# YOUR GOAL
Repeat each record exactly as written, and drop any images.

********************

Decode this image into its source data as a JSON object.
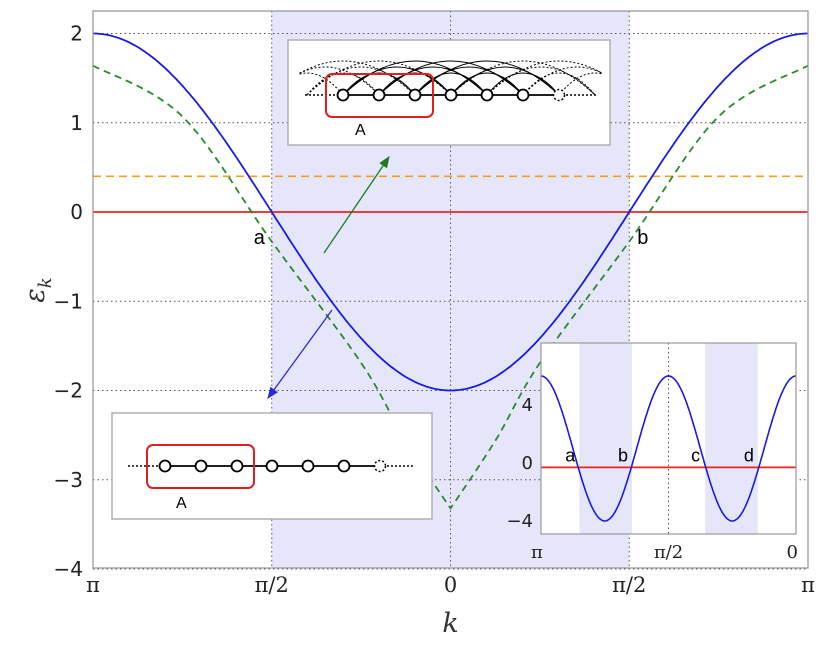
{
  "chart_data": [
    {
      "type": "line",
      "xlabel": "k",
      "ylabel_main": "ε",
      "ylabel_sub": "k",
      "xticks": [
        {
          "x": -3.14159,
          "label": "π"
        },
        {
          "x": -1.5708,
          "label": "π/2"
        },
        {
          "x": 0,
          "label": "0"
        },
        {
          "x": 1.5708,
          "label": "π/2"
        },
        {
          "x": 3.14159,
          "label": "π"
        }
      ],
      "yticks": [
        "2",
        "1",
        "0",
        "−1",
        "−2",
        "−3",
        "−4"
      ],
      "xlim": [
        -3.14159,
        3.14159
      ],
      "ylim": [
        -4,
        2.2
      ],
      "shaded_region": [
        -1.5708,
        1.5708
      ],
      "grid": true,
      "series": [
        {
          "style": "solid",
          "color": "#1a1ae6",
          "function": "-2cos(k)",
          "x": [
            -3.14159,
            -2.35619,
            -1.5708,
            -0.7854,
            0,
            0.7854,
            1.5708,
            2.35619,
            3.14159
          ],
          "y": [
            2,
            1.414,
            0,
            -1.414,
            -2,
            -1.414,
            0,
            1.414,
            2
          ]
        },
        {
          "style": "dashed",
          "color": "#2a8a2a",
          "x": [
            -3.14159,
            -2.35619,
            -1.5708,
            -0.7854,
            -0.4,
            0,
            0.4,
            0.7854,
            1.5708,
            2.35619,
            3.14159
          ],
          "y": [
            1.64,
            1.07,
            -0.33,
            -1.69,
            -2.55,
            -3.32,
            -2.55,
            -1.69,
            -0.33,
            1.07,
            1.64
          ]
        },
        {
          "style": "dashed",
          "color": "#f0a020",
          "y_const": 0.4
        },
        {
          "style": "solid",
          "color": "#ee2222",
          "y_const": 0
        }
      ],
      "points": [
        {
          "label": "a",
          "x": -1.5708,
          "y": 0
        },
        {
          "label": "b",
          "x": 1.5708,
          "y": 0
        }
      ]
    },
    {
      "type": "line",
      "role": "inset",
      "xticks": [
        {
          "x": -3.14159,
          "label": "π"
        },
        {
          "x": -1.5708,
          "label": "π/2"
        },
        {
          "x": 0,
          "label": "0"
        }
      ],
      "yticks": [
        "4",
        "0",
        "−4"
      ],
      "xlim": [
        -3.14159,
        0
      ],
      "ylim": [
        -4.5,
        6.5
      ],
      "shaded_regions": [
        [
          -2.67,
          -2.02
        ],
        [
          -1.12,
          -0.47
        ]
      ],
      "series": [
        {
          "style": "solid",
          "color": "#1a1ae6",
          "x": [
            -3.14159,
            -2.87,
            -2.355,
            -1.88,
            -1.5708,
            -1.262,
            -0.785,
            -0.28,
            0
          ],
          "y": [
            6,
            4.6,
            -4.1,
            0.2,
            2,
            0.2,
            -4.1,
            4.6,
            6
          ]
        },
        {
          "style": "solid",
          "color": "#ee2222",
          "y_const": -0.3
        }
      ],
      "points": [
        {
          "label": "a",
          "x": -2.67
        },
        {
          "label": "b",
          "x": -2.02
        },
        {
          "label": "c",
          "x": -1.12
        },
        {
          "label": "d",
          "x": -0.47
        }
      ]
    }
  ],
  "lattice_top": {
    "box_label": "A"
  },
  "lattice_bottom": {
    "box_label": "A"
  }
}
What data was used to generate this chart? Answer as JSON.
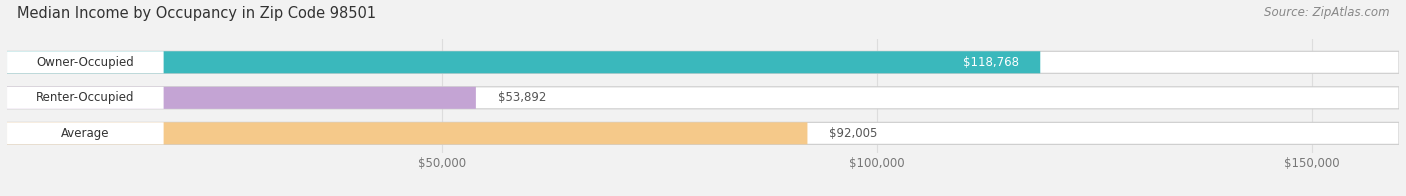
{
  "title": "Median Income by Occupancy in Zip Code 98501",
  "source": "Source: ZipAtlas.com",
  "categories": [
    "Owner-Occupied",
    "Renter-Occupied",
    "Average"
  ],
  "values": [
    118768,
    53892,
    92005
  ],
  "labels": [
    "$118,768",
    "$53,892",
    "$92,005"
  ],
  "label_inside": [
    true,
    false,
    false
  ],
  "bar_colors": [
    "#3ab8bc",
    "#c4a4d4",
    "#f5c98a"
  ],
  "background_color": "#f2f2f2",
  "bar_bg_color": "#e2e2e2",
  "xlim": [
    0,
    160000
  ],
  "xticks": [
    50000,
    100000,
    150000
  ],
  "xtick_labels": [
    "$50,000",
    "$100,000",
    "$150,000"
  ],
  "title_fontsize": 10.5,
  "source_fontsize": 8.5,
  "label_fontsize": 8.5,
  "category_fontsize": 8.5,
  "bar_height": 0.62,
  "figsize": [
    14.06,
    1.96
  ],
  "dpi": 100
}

********************

# EXPECTED ANSWER
Decode this image into its source data as a JSON object.
{
  "chart_data": [
    {
      "type": "line",
      "xlabel": "k",
      "ylabel_main": "ε",
      "ylabel_sub": "k",
      "xticks": [
        {
          "x": -3.14159,
          "label": "π"
        },
        {
          "x": -1.5708,
          "label": "π/2"
        },
        {
          "x": 0,
          "label": "0"
        },
        {
          "x": 1.5708,
          "label": "π/2"
        },
        {
          "x": 3.14159,
          "label": "π"
        }
      ],
      "yticks": [
        "2",
        "1",
        "0",
        "−1",
        "−2",
        "−3",
        "−4"
      ],
      "xlim": [
        -3.14159,
        3.14159
      ],
      "ylim": [
        -4,
        2.2
      ],
      "shaded_region": [
        -1.5708,
        1.5708
      ],
      "grid": true,
      "series": [
        {
          "style": "solid",
          "color": "#1a1ae6",
          "function": "-2cos(k)",
          "x": [
            -3.14159,
            -2.35619,
            -1.5708,
            -0.7854,
            0,
            0.7854,
            1.5708,
            2.35619,
            3.14159
          ],
          "y": [
            2,
            1.414,
            0,
            -1.414,
            -2,
            -1.414,
            0,
            1.414,
            2
          ]
        },
        {
          "style": "dashed",
          "color": "#2a8a2a",
          "x": [
            -3.14159,
            -2.35619,
            -1.5708,
            -0.7854,
            -0.4,
            0,
            0.4,
            0.7854,
            1.5708,
            2.35619,
            3.14159
          ],
          "y": [
            1.64,
            1.07,
            -0.33,
            -1.69,
            -2.55,
            -3.32,
            -2.55,
            -1.69,
            -0.33,
            1.07,
            1.64
          ]
        },
        {
          "style": "dashed",
          "color": "#f0a020",
          "y_const": 0.4
        },
        {
          "style": "solid",
          "color": "#ee2222",
          "y_const": 0
        }
      ],
      "points": [
        {
          "label": "a",
          "x": -1.5708,
          "y": 0
        },
        {
          "label": "b",
          "x": 1.5708,
          "y": 0
        }
      ]
    },
    {
      "type": "line",
      "role": "inset",
      "xticks": [
        {
          "x": -3.14159,
          "label": "π"
        },
        {
          "x": -1.5708,
          "label": "π/2"
        },
        {
          "x": 0,
          "label": "0"
        }
      ],
      "yticks": [
        "4",
        "0",
        "−4"
      ],
      "xlim": [
        -3.14159,
        0
      ],
      "ylim": [
        -4.5,
        6.5
      ],
      "shaded_regions": [
        [
          -2.67,
          -2.02
        ],
        [
          -1.12,
          -0.47
        ]
      ],
      "series": [
        {
          "style": "solid",
          "color": "#1a1ae6",
          "x": [
            -3.14159,
            -2.87,
            -2.355,
            -1.88,
            -1.5708,
            -1.262,
            -0.785,
            -0.28,
            0
          ],
          "y": [
            6,
            4.6,
            -4.1,
            0.2,
            2,
            0.2,
            -4.1,
            4.6,
            6
          ]
        },
        {
          "style": "solid",
          "color": "#ee2222",
          "y_const": -0.3
        }
      ],
      "points": [
        {
          "label": "a",
          "x": -2.67
        },
        {
          "label": "b",
          "x": -2.02
        },
        {
          "label": "c",
          "x": -1.12
        },
        {
          "label": "d",
          "x": -0.47
        }
      ]
    }
  ],
  "lattice_top": {
    "box_label": "A"
  },
  "lattice_bottom": {
    "box_label": "A"
  }
}
What data was used to generate this chart? Answer as JSON.
{
  "title": "Median Income by Occupancy in Zip Code 98501",
  "source": "Source: ZipAtlas.com",
  "categories": [
    "Owner-Occupied",
    "Renter-Occupied",
    "Average"
  ],
  "values": [
    118768,
    53892,
    92005
  ],
  "labels": [
    "$118,768",
    "$53,892",
    "$92,005"
  ],
  "label_inside": [
    true,
    false,
    false
  ],
  "bar_colors": [
    "#3ab8bc",
    "#c4a4d4",
    "#f5c98a"
  ],
  "background_color": "#f2f2f2",
  "bar_bg_color": "#e2e2e2",
  "xlim": [
    0,
    160000
  ],
  "xticks": [
    50000,
    100000,
    150000
  ],
  "xtick_labels": [
    "$50,000",
    "$100,000",
    "$150,000"
  ],
  "title_fontsize": 10.5,
  "source_fontsize": 8.5,
  "label_fontsize": 8.5,
  "category_fontsize": 8.5,
  "bar_height": 0.62,
  "figsize": [
    14.06,
    1.96
  ],
  "dpi": 100
}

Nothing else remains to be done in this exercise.